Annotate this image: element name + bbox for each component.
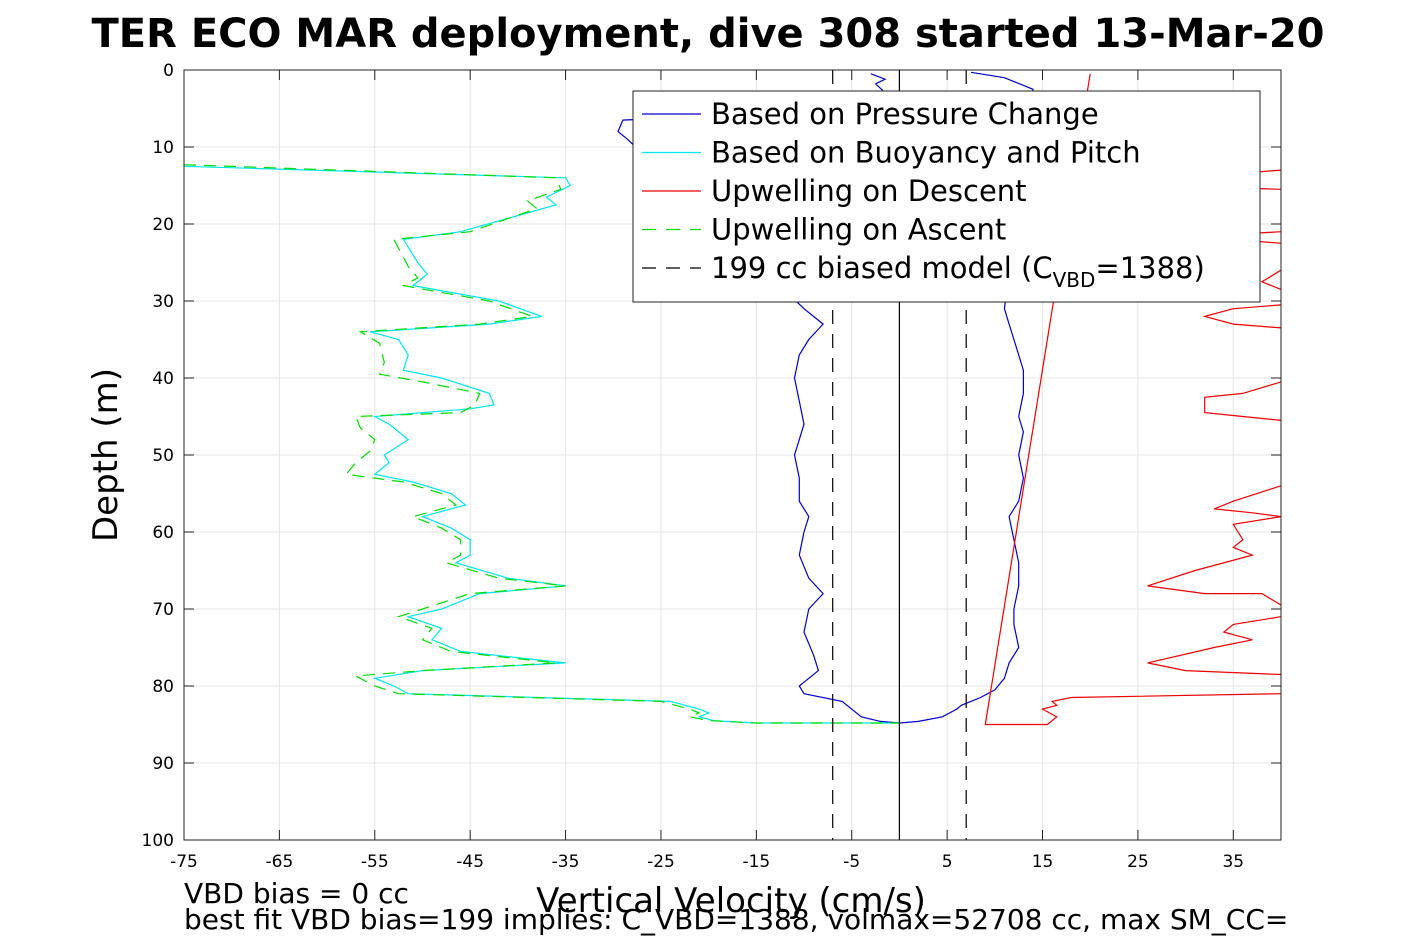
x-tick-label: 25 [1127, 852, 1149, 872]
series-line [1147, 616, 1281, 676]
y-tick-label: 80 [152, 677, 174, 697]
chart-title: TER ECO MAR deployment, dive 308 started… [91, 11, 1324, 57]
y-tick-label: 10 [152, 138, 174, 158]
y-tick-label: 0 [163, 61, 174, 81]
series-line [1260, 269, 1281, 290]
y-tick-label: 20 [152, 215, 174, 235]
series-line [184, 164, 900, 724]
legend-label: Based on Pressure Change [711, 97, 1099, 131]
x-tick-label: 15 [1032, 852, 1054, 872]
x-tick-label: 5 [942, 852, 953, 872]
series-line [1213, 485, 1281, 518]
y-axis-ticks: 0 10 20 30 40 50 60 70 80 90 100 [142, 61, 1281, 851]
series-line [984, 73, 1281, 726]
y-tick-label: 60 [152, 523, 174, 543]
series-line [1204, 381, 1281, 421]
y-axis-label: Depth (m) [86, 368, 126, 542]
legend-label-subscript: VBD [1053, 268, 1096, 292]
legend-label: Upwelling on Descent [711, 174, 1027, 208]
y-tick-label: 50 [152, 446, 174, 466]
x-tick-label: -45 [456, 852, 484, 872]
legend-label-tail: =1388) [1095, 251, 1204, 285]
x-tick-label: -55 [361, 852, 389, 872]
x-axis-ticks: -75 -65 -55 -45 -35 -25 -15 -5 5 15 25 35 [170, 70, 1244, 872]
y-tick-label: 30 [152, 292, 174, 312]
vbd-bias-note: VBD bias = 0 cc [184, 877, 409, 910]
legend-label: Based on Buoyancy and Pitch [711, 136, 1141, 170]
x-tick-label: -15 [742, 852, 770, 872]
y-tick-label: 90 [152, 754, 174, 774]
y-tick-label: 100 [142, 831, 174, 851]
series-line [617, 71, 1034, 724]
series-line [184, 165, 900, 724]
y-tick-label: 70 [152, 600, 174, 620]
x-tick-label: -65 [266, 852, 294, 872]
series-line [1202, 304, 1281, 329]
x-tick-label: -75 [170, 852, 198, 872]
series-line [1147, 516, 1281, 606]
chart-legend: Based on Pressure Change Based on Buoyanc… [632, 90, 1261, 303]
legend-label: Upwelling on Ascent [711, 213, 1006, 247]
best-fit-note: best fit VBD bias=199 implies: C_VBD=138… [184, 903, 1288, 936]
x-tick-label: -25 [647, 852, 675, 872]
x-axis-label: Vertical Velocity (cm/s) [536, 881, 926, 921]
x-tick-label: -35 [552, 852, 580, 872]
x-tick-label: -5 [843, 852, 860, 872]
y-tick-label: 40 [152, 369, 174, 389]
x-tick-label: 35 [1222, 852, 1244, 872]
legend-box [632, 90, 1261, 303]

· · · · ·

OBJECTIVE >>
Rewrite these lines, replacing "series-line" with "data-series" everywhere and changing nothing else. Omit the pictures.

RESPONSE TO THE EXERCISE >>
Annotate this image: element name + bbox for each component.
x-tick-label: 25 [1127, 852, 1149, 872]
data-series [1147, 616, 1281, 676]
y-tick-label: 80 [152, 677, 174, 697]
chart-title: TER ECO MAR deployment, dive 308 started… [91, 11, 1324, 57]
y-tick-label: 10 [152, 138, 174, 158]
y-tick-label: 0 [163, 61, 174, 81]
data-series [1260, 269, 1281, 290]
y-tick-label: 20 [152, 215, 174, 235]
data-series [184, 164, 900, 724]
legend-label: Based on Pressure Change [711, 97, 1099, 131]
x-tick-label: 15 [1032, 852, 1054, 872]
x-tick-label: 5 [942, 852, 953, 872]
data-series [1213, 485, 1281, 518]
y-axis-ticks: 0 10 20 30 40 50 60 70 80 90 100 [142, 61, 1281, 851]
data-series [984, 73, 1281, 726]
y-tick-label: 60 [152, 523, 174, 543]
data-series [1204, 381, 1281, 421]
y-axis-label: Depth (m) [86, 368, 126, 542]
legend-label-subscript: VBD [1053, 268, 1096, 292]
legend-label: Upwelling on Descent [711, 174, 1027, 208]
y-tick-label: 50 [152, 446, 174, 466]
x-tick-label: -45 [456, 852, 484, 872]
legend-label-tail: =1388) [1095, 251, 1204, 285]
x-tick-label: -55 [361, 852, 389, 872]
x-axis-ticks: -75 -65 -55 -45 -35 -25 -15 -5 5 15 25 35 [170, 70, 1244, 872]
y-tick-label: 30 [152, 292, 174, 312]
vbd-bias-note: VBD bias = 0 cc [184, 877, 409, 910]
legend-label: Based on Buoyancy and Pitch [711, 136, 1141, 170]
x-tick-label: -15 [742, 852, 770, 872]
y-tick-label: 90 [152, 754, 174, 774]
y-tick-label: 100 [142, 831, 174, 851]
data-series [617, 71, 1034, 724]
data-series [184, 165, 900, 724]
y-tick-label: 70 [152, 600, 174, 620]
x-tick-label: -65 [266, 852, 294, 872]
data-series [1202, 304, 1281, 329]
x-tick-label: -75 [170, 852, 198, 872]
data-series [1147, 516, 1281, 606]
chart-legend: Based on Pressure Change Based on Buoyanc… [632, 90, 1261, 303]
legend-label: Upwelling on Ascent [711, 213, 1006, 247]
best-fit-note: best fit VBD bias=199 implies: C_VBD=138… [184, 903, 1288, 936]
x-tick-label: -25 [647, 852, 675, 872]
x-axis-label: Vertical Velocity (cm/s) [536, 881, 926, 921]
x-tick-label: -35 [552, 852, 580, 872]
x-tick-label: -5 [843, 852, 860, 872]
y-tick-label: 40 [152, 369, 174, 389]
x-tick-label: 35 [1222, 852, 1244, 872]
legend-box [632, 90, 1261, 303]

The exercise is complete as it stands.